Data entries
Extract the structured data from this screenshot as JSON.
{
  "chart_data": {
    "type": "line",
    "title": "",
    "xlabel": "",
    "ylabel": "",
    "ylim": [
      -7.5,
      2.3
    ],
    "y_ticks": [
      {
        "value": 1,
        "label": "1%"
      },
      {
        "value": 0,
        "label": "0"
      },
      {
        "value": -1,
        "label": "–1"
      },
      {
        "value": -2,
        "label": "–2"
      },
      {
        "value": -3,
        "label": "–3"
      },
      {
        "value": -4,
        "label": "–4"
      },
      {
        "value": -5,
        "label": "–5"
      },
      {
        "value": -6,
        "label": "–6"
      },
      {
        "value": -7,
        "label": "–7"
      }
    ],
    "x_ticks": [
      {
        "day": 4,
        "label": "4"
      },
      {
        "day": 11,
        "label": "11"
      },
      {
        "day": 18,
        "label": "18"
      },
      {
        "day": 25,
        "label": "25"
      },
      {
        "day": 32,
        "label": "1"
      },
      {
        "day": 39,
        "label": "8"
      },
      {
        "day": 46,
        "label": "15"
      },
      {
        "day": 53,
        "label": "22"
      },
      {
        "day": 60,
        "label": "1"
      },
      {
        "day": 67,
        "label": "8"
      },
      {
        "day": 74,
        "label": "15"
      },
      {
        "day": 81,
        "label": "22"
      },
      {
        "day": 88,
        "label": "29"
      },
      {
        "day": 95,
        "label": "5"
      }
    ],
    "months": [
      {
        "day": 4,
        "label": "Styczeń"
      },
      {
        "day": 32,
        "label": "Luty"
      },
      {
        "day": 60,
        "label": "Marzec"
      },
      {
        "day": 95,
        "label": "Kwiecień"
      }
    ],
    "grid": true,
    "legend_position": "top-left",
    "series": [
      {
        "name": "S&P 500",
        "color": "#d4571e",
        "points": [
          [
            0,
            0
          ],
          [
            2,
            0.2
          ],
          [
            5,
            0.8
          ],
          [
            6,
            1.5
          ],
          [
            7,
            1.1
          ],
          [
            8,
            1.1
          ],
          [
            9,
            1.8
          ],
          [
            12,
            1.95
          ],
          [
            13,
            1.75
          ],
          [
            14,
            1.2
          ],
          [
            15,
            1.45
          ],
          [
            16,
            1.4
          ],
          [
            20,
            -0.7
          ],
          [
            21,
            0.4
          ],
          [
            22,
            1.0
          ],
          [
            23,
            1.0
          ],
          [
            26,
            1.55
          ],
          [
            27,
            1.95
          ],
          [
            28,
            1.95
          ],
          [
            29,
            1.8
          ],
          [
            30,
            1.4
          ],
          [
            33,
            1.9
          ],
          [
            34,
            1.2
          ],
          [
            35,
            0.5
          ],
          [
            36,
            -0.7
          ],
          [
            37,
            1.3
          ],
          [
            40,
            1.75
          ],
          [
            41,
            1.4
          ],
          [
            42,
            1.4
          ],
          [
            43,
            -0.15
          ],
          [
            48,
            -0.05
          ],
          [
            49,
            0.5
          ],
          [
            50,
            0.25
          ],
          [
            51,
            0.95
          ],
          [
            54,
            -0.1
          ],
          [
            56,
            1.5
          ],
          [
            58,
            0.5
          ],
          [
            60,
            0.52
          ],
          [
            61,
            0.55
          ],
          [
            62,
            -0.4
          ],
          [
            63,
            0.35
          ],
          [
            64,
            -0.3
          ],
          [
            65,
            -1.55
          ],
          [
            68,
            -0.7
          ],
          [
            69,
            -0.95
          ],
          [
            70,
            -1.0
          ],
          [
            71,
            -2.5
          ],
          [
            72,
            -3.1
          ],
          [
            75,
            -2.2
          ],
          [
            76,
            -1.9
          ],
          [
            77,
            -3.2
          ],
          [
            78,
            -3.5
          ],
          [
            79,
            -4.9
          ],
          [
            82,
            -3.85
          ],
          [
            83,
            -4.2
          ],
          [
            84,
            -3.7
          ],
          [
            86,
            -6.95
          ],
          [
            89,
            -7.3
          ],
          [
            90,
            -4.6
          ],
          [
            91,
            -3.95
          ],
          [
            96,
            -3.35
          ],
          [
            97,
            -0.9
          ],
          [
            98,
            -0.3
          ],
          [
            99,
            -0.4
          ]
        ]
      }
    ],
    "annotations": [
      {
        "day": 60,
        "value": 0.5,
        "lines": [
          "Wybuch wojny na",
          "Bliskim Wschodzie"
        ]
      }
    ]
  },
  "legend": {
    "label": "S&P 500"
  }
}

What you are asked to do
Write out the entries above word for word.

Written reply
Extract the structured data from this screenshot as JSON.
{
  "chart_data": {
    "type": "line",
    "title": "",
    "xlabel": "",
    "ylabel": "",
    "ylim": [
      -7.5,
      2.3
    ],
    "y_ticks": [
      {
        "value": 1,
        "label": "1%"
      },
      {
        "value": 0,
        "label": "0"
      },
      {
        "value": -1,
        "label": "–1"
      },
      {
        "value": -2,
        "label": "–2"
      },
      {
        "value": -3,
        "label": "–3"
      },
      {
        "value": -4,
        "label": "–4"
      },
      {
        "value": -5,
        "label": "–5"
      },
      {
        "value": -6,
        "label": "–6"
      },
      {
        "value": -7,
        "label": "–7"
      }
    ],
    "x_ticks": [
      {
        "day": 4,
        "label": "4"
      },
      {
        "day": 11,
        "label": "11"
      },
      {
        "day": 18,
        "label": "18"
      },
      {
        "day": 25,
        "label": "25"
      },
      {
        "day": 32,
        "label": "1"
      },
      {
        "day": 39,
        "label": "8"
      },
      {
        "day": 46,
        "label": "15"
      },
      {
        "day": 53,
        "label": "22"
      },
      {
        "day": 60,
        "label": "1"
      },
      {
        "day": 67,
        "label": "8"
      },
      {
        "day": 74,
        "label": "15"
      },
      {
        "day": 81,
        "label": "22"
      },
      {
        "day": 88,
        "label": "29"
      },
      {
        "day": 95,
        "label": "5"
      }
    ],
    "months": [
      {
        "day": 4,
        "label": "Styczeń"
      },
      {
        "day": 32,
        "label": "Luty"
      },
      {
        "day": 60,
        "label": "Marzec"
      },
      {
        "day": 95,
        "label": "Kwiecień"
      }
    ],
    "grid": true,
    "legend_position": "top-left",
    "series": [
      {
        "name": "S&P 500",
        "color": "#d4571e",
        "points": [
          [
            0,
            0
          ],
          [
            2,
            0.2
          ],
          [
            5,
            0.8
          ],
          [
            6,
            1.5
          ],
          [
            7,
            1.1
          ],
          [
            8,
            1.1
          ],
          [
            9,
            1.8
          ],
          [
            12,
            1.95
          ],
          [
            13,
            1.75
          ],
          [
            14,
            1.2
          ],
          [
            15,
            1.45
          ],
          [
            16,
            1.4
          ],
          [
            20,
            -0.7
          ],
          [
            21,
            0.4
          ],
          [
            22,
            1.0
          ],
          [
            23,
            1.0
          ],
          [
            26,
            1.55
          ],
          [
            27,
            1.95
          ],
          [
            28,
            1.95
          ],
          [
            29,
            1.8
          ],
          [
            30,
            1.4
          ],
          [
            33,
            1.9
          ],
          [
            34,
            1.2
          ],
          [
            35,
            0.5
          ],
          [
            36,
            -0.7
          ],
          [
            37,
            1.3
          ],
          [
            40,
            1.75
          ],
          [
            41,
            1.4
          ],
          [
            42,
            1.4
          ],
          [
            43,
            -0.15
          ],
          [
            48,
            -0.05
          ],
          [
            49,
            0.5
          ],
          [
            50,
            0.25
          ],
          [
            51,
            0.95
          ],
          [
            54,
            -0.1
          ],
          [
            56,
            1.5
          ],
          [
            58,
            0.5
          ],
          [
            60,
            0.52
          ],
          [
            61,
            0.55
          ],
          [
            62,
            -0.4
          ],
          [
            63,
            0.35
          ],
          [
            64,
            -0.3
          ],
          [
            65,
            -1.55
          ],
          [
            68,
            -0.7
          ],
          [
            69,
            -0.95
          ],
          [
            70,
            -1.0
          ],
          [
            71,
            -2.5
          ],
          [
            72,
            -3.1
          ],
          [
            75,
            -2.2
          ],
          [
            76,
            -1.9
          ],
          [
            77,
            -3.2
          ],
          [
            78,
            -3.5
          ],
          [
            79,
            -4.9
          ],
          [
            82,
            -3.85
          ],
          [
            83,
            -4.2
          ],
          [
            84,
            -3.7
          ],
          [
            86,
            -6.95
          ],
          [
            89,
            -7.3
          ],
          [
            90,
            -4.6
          ],
          [
            91,
            -3.95
          ],
          [
            96,
            -3.35
          ],
          [
            97,
            -0.9
          ],
          [
            98,
            -0.3
          ],
          [
            99,
            -0.4
          ]
        ]
      }
    ],
    "annotations": [
      {
        "day": 60,
        "value": 0.5,
        "lines": [
          "Wybuch wojny na",
          "Bliskim Wschodzie"
        ]
      }
    ]
  },
  "legend": {
    "label": "S&P 500"
  }
}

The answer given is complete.